Extracted information:
---*---
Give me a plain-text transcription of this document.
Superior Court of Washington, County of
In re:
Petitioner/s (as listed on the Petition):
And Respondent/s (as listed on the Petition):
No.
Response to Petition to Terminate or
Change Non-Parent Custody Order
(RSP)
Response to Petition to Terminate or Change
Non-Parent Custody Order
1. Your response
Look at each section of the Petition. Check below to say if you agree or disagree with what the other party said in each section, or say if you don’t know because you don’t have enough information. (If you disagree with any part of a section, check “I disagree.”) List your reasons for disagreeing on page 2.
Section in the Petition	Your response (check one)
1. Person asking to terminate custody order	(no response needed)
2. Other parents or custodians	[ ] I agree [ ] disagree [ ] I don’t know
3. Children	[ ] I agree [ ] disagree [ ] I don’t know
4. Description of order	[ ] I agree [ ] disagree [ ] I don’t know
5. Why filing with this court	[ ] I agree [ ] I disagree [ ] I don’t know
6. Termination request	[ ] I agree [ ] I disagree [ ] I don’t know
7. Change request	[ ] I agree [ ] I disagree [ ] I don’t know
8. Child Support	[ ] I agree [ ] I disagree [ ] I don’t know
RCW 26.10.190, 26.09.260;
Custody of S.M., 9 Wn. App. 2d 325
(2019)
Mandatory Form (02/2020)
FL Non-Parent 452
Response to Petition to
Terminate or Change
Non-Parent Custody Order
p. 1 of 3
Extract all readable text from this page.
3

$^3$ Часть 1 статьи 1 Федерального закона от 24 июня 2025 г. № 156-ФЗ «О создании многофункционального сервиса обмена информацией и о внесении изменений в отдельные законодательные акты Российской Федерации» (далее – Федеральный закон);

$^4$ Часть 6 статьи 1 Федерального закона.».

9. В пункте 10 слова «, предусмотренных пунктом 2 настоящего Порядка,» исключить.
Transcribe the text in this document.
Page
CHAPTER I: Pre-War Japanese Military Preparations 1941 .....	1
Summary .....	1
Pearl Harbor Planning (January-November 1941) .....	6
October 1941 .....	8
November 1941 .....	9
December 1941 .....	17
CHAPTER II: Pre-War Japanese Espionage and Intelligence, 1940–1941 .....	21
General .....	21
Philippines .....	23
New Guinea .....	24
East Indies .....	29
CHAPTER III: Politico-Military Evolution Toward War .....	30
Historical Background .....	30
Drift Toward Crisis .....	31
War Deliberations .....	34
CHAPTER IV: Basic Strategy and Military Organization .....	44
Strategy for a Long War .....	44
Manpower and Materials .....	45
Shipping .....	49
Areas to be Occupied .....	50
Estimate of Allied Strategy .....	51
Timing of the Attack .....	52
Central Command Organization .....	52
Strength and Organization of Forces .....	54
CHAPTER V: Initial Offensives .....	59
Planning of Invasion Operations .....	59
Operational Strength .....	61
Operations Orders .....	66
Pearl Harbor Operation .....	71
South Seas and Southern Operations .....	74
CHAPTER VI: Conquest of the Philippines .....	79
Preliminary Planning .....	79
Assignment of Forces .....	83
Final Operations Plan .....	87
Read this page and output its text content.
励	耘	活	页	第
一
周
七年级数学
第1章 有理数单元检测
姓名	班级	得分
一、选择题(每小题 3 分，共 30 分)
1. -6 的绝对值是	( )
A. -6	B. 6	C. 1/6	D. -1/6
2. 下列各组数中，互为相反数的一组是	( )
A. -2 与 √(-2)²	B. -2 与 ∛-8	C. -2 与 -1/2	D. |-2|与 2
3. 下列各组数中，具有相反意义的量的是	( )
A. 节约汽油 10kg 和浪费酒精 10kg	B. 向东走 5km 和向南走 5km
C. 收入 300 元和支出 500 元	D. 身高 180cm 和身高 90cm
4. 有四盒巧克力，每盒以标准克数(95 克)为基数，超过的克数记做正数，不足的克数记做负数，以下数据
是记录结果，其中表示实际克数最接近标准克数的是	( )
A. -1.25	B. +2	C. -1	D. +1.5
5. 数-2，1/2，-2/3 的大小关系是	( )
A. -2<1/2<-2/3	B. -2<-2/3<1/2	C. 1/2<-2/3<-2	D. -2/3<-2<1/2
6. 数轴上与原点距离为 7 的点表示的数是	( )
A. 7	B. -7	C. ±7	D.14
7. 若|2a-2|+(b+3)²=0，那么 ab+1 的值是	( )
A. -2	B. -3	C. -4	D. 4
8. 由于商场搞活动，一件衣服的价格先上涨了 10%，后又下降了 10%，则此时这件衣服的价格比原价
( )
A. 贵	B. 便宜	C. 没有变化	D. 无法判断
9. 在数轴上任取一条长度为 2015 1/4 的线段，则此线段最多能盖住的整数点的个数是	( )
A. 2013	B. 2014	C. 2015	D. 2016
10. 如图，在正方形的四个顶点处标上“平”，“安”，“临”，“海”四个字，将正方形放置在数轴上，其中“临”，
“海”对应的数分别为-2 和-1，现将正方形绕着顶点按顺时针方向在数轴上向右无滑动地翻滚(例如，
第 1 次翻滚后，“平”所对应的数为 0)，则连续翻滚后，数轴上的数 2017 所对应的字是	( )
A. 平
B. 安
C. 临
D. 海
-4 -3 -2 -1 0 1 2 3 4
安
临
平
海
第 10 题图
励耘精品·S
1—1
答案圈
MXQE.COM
---*---
What needs to be done: Your task is to repeat every entry exactly.

Solved problem:
Give me a plain-text transcription of this document.
Superior Court of Washington, County of
In re:
Petitioner/s (as listed on the Petition):
And Respondent/s (as listed on the Petition):
No.
Response to Petition to Terminate or
Change Non-Parent Custody Order
(RSP)
Response to Petition to Terminate or Change
Non-Parent Custody Order
1. Your response
Look at each section of the Petition. Check below to say if you agree or disagree with what the other party said in each section, or say if you don’t know because you don’t have enough information. (If you disagree with any part of a section, check “I disagree.”) List your reasons for disagreeing on page 2.
Section in the Petition	Your response (check one)
1. Person asking to terminate custody order	(no response needed)
2. Other parents or custodians	[ ] I agree [ ] disagree [ ] I don’t know
3. Children	[ ] I agree [ ] disagree [ ] I don’t know
4. Description of order	[ ] I agree [ ] disagree [ ] I don’t know
5. Why filing with this court	[ ] I agree [ ] I disagree [ ] I don’t know
6. Termination request	[ ] I agree [ ] I disagree [ ] I don’t know
7. Change request	[ ] I agree [ ] I disagree [ ] I don’t know
8. Child Support	[ ] I agree [ ] I disagree [ ] I don’t know
RCW 26.10.190, 26.09.260;
Custody of S.M., 9 Wn. App. 2d 325
(2019)
Mandatory Form (02/2020)
FL Non-Parent 452
Response to Petition to
Terminate or Change
Non-Parent Custody Order
p. 1 of 3
Extract all readable text from this page.
3

$^3$ Часть 1 статьи 1 Федерального закона от 24 июня 2025 г. № 156-ФЗ «О создании многофункционального сервиса обмена информацией и о внесении изменений в отдельные законодательные акты Российской Федерации» (далее – Федеральный закон);

$^4$ Часть 6 статьи 1 Федерального закона.».

9. В пункте 10 слова «, предусмотренных пунктом 2 настоящего Порядка,» исключить.
Transcribe the text in this document.
Page
CHAPTER I: Pre-War Japanese Military Preparations 1941 .....	1
Summary .....	1
Pearl Harbor Planning (January-November 1941) .....	6
October 1941 .....	8
November 1941 .....	9
December 1941 .....	17
CHAPTER II: Pre-War Japanese Espionage and Intelligence, 1940–1941 .....	21
General .....	21
Philippines .....	23
New Guinea .....	24
East Indies .....	29
CHAPTER III: Politico-Military Evolution Toward War .....	30
Historical Background .....	30
Drift Toward Crisis .....	31
War Deliberations .....	34
CHAPTER IV: Basic Strategy and Military Organization .....	44
Strategy for a Long War .....	44
Manpower and Materials .....	45
Shipping .....	49
Areas to be Occupied .....	50
Estimate of Allied Strategy .....	51
Timing of the Attack .....	52
Central Command Organization .....	52
Strength and Organization of Forces .....	54
CHAPTER V: Initial Offensives .....	59
Planning of Invasion Operations .....	59
Operational Strength .....	61
Operations Orders .....	66
Pearl Harbor Operation .....	71
South Seas and Southern Operations .....	74
CHAPTER VI: Conquest of the Philippines .....	79
Preliminary Planning .....	79
Assignment of Forces .....	83
Final Operations Plan .....	87
Read this page and output its text content.
励	耘	活	页	第
一
周
七年级数学
第1章 有理数单元检测
姓名	班级	得分
一、选择题(每小题 3 分，共 30 分)
1. -6 的绝对值是	( )
A. -6	B. 6	C. 1/6	D. -1/6
2. 下列各组数中，互为相反数的一组是	( )
A. -2 与 √(-2)²	B. -2 与 ∛-8	C. -2 与 -1/2	D. |-2|与 2
3. 下列各组数中，具有相反意义的量的是	( )
A. 节约汽油 10kg 和浪费酒精 10kg	B. 向东走 5km 和向南走 5km
C. 收入 300 元和支出 500 元	D. 身高 180cm 和身高 90cm
4. 有四盒巧克力，每盒以标准克数(95 克)为基数，超过的克数记做正数，不足的克数记做负数，以下数据
是记录结果，其中表示实际克数最接近标准克数的是	( )
A. -1.25	B. +2	C. -1	D. +1.5
5. 数-2，1/2，-2/3 的大小关系是	( )
A. -2<1/2<-2/3	B. -2<-2/3<1/2	C. 1/2<-2/3<-2	D. -2/3<-2<1/2
6. 数轴上与原点距离为 7 的点表示的数是	( )
A. 7	B. -7	C. ±7	D.14
7. 若|2a-2|+(b+3)²=0，那么 ab+1 的值是	( )
A. -2	B. -3	C. -4	D. 4
8. 由于商场搞活动，一件衣服的价格先上涨了 10%，后又下降了 10%，则此时这件衣服的价格比原价
( )
A. 贵	B. 便宜	C. 没有变化	D. 无法判断
9. 在数轴上任取一条长度为 2015 1/4 的线段，则此线段最多能盖住的整数点的个数是	( )
A. 2013	B. 2014	C. 2015	D. 2016
10. 如图，在正方形的四个顶点处标上“平”，“安”，“临”，“海”四个字，将正方形放置在数轴上，其中“临”，
“海”对应的数分别为-2 和-1，现将正方形绕着顶点按顺时针方向在数轴上向右无滑动地翻滚(例如，
第 1 次翻滚后，“平”所对应的数为 0)，则连续翻滚后，数轴上的数 2017 所对应的字是	( )
A. 平
B. 安
C. 临
D. 海
-4 -3 -2 -1 0 1 2 3 4
安
临
平
海
第 10 题图
励耘精品·S
1—1
答案圈
MXQE.COM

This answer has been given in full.